■ **Request**:
Write the material out again exactly as it stands.

*** Material for this exercise

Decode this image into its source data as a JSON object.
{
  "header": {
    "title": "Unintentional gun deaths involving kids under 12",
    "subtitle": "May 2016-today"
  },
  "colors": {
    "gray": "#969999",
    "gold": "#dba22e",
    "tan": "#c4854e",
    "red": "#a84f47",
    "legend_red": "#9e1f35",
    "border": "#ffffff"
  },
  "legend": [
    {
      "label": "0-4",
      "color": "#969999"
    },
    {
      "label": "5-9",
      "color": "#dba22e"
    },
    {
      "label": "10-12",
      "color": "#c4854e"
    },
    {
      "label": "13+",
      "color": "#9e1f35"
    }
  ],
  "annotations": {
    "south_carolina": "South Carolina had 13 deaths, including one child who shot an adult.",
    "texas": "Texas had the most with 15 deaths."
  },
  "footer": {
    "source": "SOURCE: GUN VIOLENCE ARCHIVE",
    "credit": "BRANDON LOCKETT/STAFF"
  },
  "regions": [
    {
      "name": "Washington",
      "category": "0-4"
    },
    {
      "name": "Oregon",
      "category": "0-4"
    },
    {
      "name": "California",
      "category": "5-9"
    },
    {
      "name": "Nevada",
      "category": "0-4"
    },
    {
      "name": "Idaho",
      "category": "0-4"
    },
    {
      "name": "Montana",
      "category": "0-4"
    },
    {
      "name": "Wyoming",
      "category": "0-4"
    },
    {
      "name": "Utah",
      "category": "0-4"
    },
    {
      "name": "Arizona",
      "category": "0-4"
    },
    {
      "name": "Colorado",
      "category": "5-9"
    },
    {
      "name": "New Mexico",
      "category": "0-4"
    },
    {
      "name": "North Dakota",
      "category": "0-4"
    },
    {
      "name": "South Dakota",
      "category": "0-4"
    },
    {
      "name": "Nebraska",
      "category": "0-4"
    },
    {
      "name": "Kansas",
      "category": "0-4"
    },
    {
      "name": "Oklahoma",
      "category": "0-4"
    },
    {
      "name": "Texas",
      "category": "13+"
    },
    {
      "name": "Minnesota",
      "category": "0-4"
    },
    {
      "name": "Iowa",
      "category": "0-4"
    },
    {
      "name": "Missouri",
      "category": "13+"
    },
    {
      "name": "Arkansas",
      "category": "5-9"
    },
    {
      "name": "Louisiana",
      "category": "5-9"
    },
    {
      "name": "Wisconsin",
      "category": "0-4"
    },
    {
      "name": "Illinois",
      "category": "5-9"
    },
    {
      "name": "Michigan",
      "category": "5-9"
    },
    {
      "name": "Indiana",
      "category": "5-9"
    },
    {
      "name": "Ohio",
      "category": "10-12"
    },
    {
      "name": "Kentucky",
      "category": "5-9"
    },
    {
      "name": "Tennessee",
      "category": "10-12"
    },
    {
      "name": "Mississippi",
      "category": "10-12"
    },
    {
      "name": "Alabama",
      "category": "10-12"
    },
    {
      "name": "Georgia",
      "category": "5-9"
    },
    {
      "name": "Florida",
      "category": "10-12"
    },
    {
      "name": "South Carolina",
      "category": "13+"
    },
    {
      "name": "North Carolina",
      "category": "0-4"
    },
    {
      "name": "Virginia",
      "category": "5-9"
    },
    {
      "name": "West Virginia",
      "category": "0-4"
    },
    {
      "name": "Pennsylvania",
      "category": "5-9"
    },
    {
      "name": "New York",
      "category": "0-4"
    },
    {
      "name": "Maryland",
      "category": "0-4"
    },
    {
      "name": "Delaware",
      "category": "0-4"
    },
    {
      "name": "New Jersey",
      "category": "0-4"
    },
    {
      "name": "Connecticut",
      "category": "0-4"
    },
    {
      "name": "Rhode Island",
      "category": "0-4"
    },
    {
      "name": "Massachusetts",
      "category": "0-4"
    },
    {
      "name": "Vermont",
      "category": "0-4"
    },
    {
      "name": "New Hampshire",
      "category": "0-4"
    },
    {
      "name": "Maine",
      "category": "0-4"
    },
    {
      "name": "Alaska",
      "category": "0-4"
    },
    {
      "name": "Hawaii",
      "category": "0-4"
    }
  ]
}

******

■ **Output of the task**:
Decode this image into its source data as a JSON object.
{
  "header": {
    "title": "Unintentional gun deaths involving kids under 12",
    "subtitle": "May 2016-today"
  },
  "colors": {
    "gray": "#969999",
    "gold": "#dba22e",
    "tan": "#c4854e",
    "red": "#a84f47",
    "legend_red": "#9e1f35",
    "border": "#ffffff"
  },
  "legend": [
    {
      "label": "0-4",
      "color": "#969999"
    },
    {
      "label": "5-9",
      "color": "#dba22e"
    },
    {
      "label": "10-12",
      "color": "#c4854e"
    },
    {
      "label": "13+",
      "color": "#9e1f35"
    }
  ],
  "annotations": {
    "south_carolina": "South Carolina had 13 deaths, including one child who shot an adult.",
    "texas": "Texas had the most with 15 deaths."
  },
  "footer": {
    "source": "SOURCE: GUN VIOLENCE ARCHIVE",
    "credit": "BRANDON LOCKETT/STAFF"
  },
  "regions": [
    {
      "name": "Washington",
      "category": "0-4"
    },
    {
      "name": "Oregon",
      "category": "0-4"
    },
    {
      "name": "California",
      "category": "5-9"
    },
    {
      "name": "Nevada",
      "category": "0-4"
    },
    {
      "name": "Idaho",
      "category": "0-4"
    },
    {
      "name": "Montana",
      "category": "0-4"
    },
    {
      "name": "Wyoming",
      "category": "0-4"
    },
    {
      "name": "Utah",
      "category": "0-4"
    },
    {
      "name": "Arizona",
      "category": "0-4"
    },
    {
      "name": "Colorado",
      "category": "5-9"
    },
    {
      "name": "New Mexico",
      "category": "0-4"
    },
    {
      "name": "North Dakota",
      "category": "0-4"
    },
    {
      "name": "South Dakota",
      "category": "0-4"
    },
    {
      "name": "Nebraska",
      "category": "0-4"
    },
    {
      "name": "Kansas",
      "category": "0-4"
    },
    {
      "name": "Oklahoma",
      "category": "0-4"
    },
    {
      "name": "Texas",
      "category": "13+"
    },
    {
      "name": "Minnesota",
      "category": "0-4"
    },
    {
      "name": "Iowa",
      "category": "0-4"
    },
    {
      "name": "Missouri",
      "category": "13+"
    },
    {
      "name": "Arkansas",
      "category": "5-9"
    },
    {
      "name": "Louisiana",
      "category": "5-9"
    },
    {
      "name": "Wisconsin",
      "category": "0-4"
    },
    {
      "name": "Illinois",
      "category": "5-9"
    },
    {
      "name": "Michigan",
      "category": "5-9"
    },
    {
      "name": "Indiana",
      "category": "5-9"
    },
    {
      "name": "Ohio",
      "category": "10-12"
    },
    {
      "name": "Kentucky",
      "category": "5-9"
    },
    {
      "name": "Tennessee",
      "category": "10-12"
    },
    {
      "name": "Mississippi",
      "category": "10-12"
    },
    {
      "name": "Alabama",
      "category": "10-12"
    },
    {
      "name": "Georgia",
      "category": "5-9"
    },
    {
      "name": "Florida",
      "category": "10-12"
    },
    {
      "name": "South Carolina",
      "category": "13+"
    },
    {
      "name": "North Carolina",
      "category": "0-4"
    },
    {
      "name": "Virginia",
      "category": "5-9"
    },
    {
      "name": "West Virginia",
      "category": "0-4"
    },
    {
      "name": "Pennsylvania",
      "category": "5-9"
    },
    {
      "name": "New York",
      "category": "0-4"
    },
    {
      "name": "Maryland",
      "category": "0-4"
    },
    {
      "name": "Delaware",
      "category": "0-4"
    },
    {
      "name": "New Jersey",
      "category": "0-4"
    },
    {
      "name": "Connecticut",
      "category": "0-4"
    },
    {
      "name": "Rhode Island",
      "category": "0-4"
    },
    {
      "name": "Massachusetts",
      "category": "0-4"
    },
    {
      "name": "Vermont",
      "category": "0-4"
    },
    {
      "name": "New Hampshire",
      "category": "0-4"
    },
    {
      "name": "Maine",
      "category": "0-4"
    },
    {
      "name": "Alaska",
      "category": "0-4"
    },
    {
      "name": "Hawaii",
      "category": "0-4"
    }
  ]
}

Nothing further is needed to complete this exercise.